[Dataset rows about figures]
━━━━━━━━━━━━━━━━━━━━

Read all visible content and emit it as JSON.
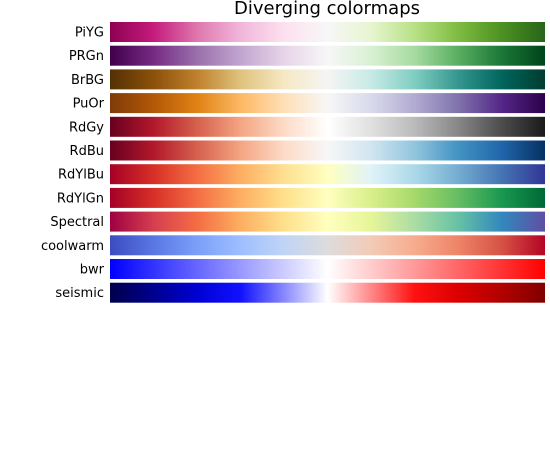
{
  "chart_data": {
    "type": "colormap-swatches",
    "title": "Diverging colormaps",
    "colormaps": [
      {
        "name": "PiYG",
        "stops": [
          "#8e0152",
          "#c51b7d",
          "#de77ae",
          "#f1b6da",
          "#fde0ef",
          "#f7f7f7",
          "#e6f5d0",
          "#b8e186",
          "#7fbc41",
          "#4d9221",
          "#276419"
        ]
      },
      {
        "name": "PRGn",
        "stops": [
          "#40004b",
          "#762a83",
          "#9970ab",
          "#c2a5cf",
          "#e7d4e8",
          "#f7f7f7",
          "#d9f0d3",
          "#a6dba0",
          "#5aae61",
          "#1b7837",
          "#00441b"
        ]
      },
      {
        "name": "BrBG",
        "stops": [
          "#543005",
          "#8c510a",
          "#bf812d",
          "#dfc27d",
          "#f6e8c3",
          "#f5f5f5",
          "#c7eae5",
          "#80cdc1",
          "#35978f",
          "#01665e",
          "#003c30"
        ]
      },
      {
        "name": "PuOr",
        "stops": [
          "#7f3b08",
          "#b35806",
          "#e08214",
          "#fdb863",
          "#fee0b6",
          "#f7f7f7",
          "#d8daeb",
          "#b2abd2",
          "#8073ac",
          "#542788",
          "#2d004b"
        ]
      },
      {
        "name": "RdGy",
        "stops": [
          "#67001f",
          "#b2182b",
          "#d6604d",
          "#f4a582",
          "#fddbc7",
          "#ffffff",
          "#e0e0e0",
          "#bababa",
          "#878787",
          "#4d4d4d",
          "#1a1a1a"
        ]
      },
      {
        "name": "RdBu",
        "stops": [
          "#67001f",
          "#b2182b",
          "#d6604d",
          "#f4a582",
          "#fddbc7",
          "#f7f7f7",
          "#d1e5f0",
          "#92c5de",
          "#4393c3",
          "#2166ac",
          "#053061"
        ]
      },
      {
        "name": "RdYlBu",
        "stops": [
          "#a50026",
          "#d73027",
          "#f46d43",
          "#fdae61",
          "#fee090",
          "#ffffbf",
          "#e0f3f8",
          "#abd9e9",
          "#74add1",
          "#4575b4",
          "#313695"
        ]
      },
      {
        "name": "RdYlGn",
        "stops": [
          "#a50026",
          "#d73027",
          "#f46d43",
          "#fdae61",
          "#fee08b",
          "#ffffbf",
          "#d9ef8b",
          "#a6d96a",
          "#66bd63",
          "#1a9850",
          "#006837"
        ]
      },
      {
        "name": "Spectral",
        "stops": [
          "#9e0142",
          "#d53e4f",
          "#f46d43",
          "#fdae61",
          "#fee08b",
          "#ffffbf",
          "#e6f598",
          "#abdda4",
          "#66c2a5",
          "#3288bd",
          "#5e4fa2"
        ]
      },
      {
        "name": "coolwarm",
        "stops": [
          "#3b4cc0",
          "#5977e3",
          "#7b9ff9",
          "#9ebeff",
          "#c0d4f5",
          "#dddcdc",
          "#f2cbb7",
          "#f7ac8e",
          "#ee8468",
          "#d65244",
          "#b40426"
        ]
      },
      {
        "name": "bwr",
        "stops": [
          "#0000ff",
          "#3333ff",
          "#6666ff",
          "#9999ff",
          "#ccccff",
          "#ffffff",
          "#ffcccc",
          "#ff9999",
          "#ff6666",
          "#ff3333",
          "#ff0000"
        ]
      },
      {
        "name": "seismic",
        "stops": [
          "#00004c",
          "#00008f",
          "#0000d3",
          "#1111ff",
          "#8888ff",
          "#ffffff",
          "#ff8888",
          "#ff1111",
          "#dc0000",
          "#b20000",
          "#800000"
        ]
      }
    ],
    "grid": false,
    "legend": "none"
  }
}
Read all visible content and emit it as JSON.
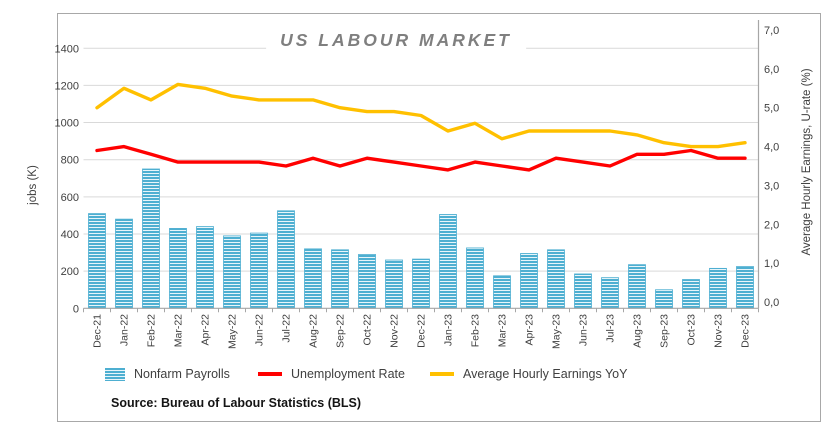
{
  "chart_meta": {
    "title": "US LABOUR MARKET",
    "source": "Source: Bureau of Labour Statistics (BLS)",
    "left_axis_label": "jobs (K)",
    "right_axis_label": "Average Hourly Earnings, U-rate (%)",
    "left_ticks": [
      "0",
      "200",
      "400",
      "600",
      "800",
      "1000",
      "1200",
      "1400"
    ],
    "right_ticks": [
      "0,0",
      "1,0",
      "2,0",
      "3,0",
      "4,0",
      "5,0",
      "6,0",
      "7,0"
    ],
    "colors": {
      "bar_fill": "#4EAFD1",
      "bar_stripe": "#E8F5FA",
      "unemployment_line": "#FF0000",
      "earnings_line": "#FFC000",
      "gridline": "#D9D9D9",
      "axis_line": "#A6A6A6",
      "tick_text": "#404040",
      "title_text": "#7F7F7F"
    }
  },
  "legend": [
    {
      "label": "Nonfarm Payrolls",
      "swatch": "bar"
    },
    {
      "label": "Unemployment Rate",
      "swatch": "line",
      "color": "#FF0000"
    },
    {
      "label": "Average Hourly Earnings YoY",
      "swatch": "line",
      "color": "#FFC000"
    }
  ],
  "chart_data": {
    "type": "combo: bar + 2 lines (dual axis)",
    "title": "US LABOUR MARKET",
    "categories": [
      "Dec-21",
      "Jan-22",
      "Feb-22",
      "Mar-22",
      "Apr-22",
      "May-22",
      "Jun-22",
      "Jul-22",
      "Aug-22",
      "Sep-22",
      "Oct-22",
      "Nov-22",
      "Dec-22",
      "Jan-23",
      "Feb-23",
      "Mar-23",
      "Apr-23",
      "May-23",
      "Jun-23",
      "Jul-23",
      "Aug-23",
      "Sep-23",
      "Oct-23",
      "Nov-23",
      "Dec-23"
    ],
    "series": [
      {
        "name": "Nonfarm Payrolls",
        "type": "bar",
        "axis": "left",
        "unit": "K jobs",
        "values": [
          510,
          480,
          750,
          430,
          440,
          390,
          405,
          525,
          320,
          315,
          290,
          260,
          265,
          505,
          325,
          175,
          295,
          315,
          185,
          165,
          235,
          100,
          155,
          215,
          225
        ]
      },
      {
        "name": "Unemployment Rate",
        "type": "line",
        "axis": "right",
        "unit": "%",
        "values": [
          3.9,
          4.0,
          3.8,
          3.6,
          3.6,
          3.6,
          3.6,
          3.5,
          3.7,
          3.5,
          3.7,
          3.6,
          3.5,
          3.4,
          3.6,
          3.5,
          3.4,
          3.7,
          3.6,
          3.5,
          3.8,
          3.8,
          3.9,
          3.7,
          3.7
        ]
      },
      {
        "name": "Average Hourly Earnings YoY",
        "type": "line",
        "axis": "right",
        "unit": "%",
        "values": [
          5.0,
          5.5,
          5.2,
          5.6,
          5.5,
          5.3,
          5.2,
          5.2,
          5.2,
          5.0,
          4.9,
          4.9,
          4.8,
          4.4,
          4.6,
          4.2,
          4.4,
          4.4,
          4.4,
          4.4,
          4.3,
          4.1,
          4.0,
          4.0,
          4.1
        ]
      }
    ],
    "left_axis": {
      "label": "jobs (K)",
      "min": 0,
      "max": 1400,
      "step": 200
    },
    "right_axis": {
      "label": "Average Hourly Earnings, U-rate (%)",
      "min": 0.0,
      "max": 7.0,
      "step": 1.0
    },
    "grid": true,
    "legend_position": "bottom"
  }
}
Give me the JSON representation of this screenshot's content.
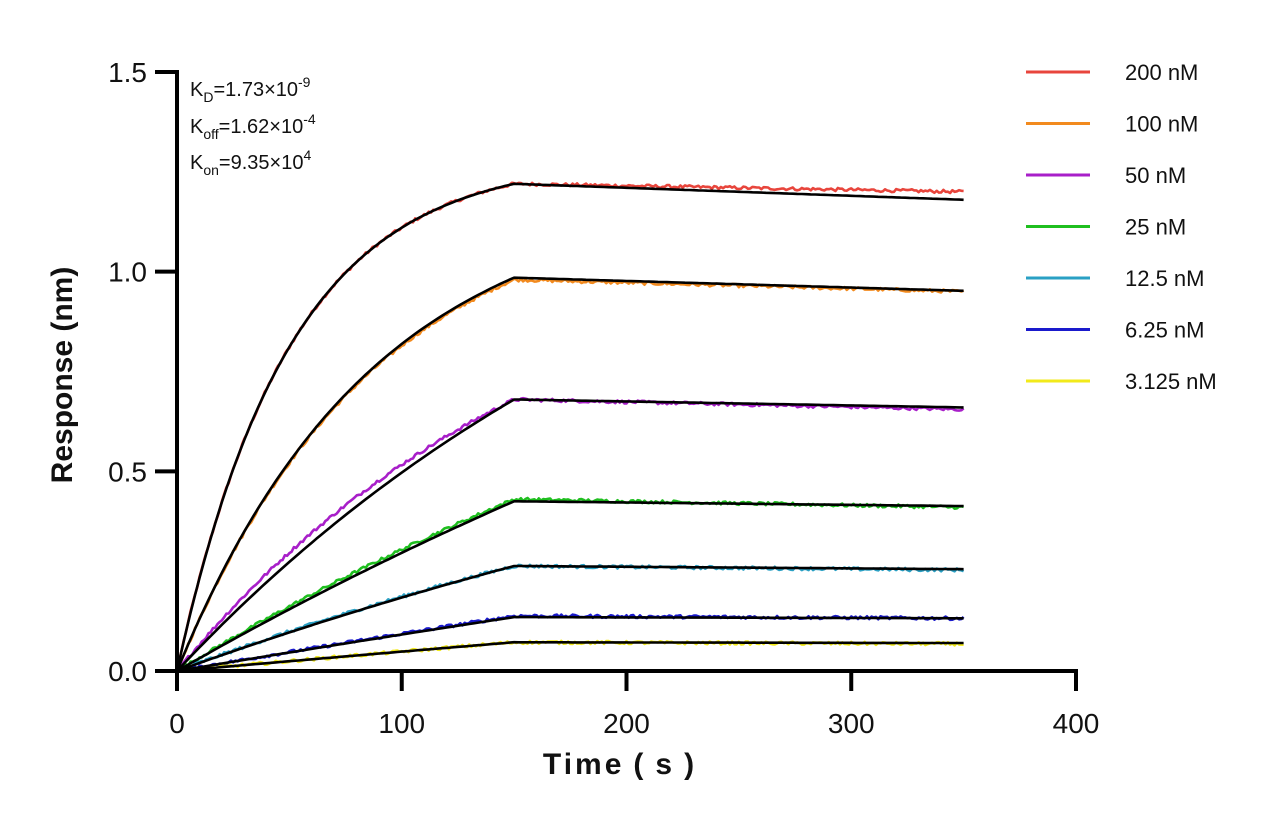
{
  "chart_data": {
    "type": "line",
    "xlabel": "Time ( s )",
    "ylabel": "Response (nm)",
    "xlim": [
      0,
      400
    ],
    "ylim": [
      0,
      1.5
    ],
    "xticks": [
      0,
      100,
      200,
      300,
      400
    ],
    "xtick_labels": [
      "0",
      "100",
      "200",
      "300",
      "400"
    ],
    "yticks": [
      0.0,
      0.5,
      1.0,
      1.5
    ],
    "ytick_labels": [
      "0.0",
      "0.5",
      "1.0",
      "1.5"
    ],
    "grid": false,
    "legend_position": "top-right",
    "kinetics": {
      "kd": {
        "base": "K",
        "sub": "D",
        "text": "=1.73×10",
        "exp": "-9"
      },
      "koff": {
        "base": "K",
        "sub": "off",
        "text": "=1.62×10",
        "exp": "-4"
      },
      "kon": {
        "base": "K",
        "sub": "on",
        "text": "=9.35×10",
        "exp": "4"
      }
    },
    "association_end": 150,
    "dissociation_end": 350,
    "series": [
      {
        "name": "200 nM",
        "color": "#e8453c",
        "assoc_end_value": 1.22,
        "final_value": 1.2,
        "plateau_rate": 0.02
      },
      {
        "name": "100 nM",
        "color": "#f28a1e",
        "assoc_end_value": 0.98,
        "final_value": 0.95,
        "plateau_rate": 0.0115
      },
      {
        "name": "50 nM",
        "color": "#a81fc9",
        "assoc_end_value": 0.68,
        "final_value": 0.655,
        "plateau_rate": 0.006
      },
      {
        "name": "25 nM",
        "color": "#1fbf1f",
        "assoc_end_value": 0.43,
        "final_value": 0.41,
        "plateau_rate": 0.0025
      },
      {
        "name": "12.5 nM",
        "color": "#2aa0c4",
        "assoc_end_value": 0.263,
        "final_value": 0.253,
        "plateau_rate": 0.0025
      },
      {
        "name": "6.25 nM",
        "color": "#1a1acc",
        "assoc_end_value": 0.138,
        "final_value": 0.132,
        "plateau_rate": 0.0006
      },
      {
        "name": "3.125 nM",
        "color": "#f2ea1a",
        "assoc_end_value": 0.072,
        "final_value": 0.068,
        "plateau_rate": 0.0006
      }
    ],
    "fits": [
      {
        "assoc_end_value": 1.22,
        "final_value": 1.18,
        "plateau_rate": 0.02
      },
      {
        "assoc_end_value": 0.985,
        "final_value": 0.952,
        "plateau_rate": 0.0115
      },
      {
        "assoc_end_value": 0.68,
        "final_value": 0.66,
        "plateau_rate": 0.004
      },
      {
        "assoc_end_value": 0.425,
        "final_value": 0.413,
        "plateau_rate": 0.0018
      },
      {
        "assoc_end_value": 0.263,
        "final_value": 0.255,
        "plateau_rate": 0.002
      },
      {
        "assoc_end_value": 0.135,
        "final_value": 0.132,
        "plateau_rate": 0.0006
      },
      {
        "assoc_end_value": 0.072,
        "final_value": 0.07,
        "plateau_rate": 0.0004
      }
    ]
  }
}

━━━━━━━━━━━━━━━━━━━━

### Exercise aim
Count the lines in the records above that contain the word "Hourly", and give only that number.

### Answer to this problem
4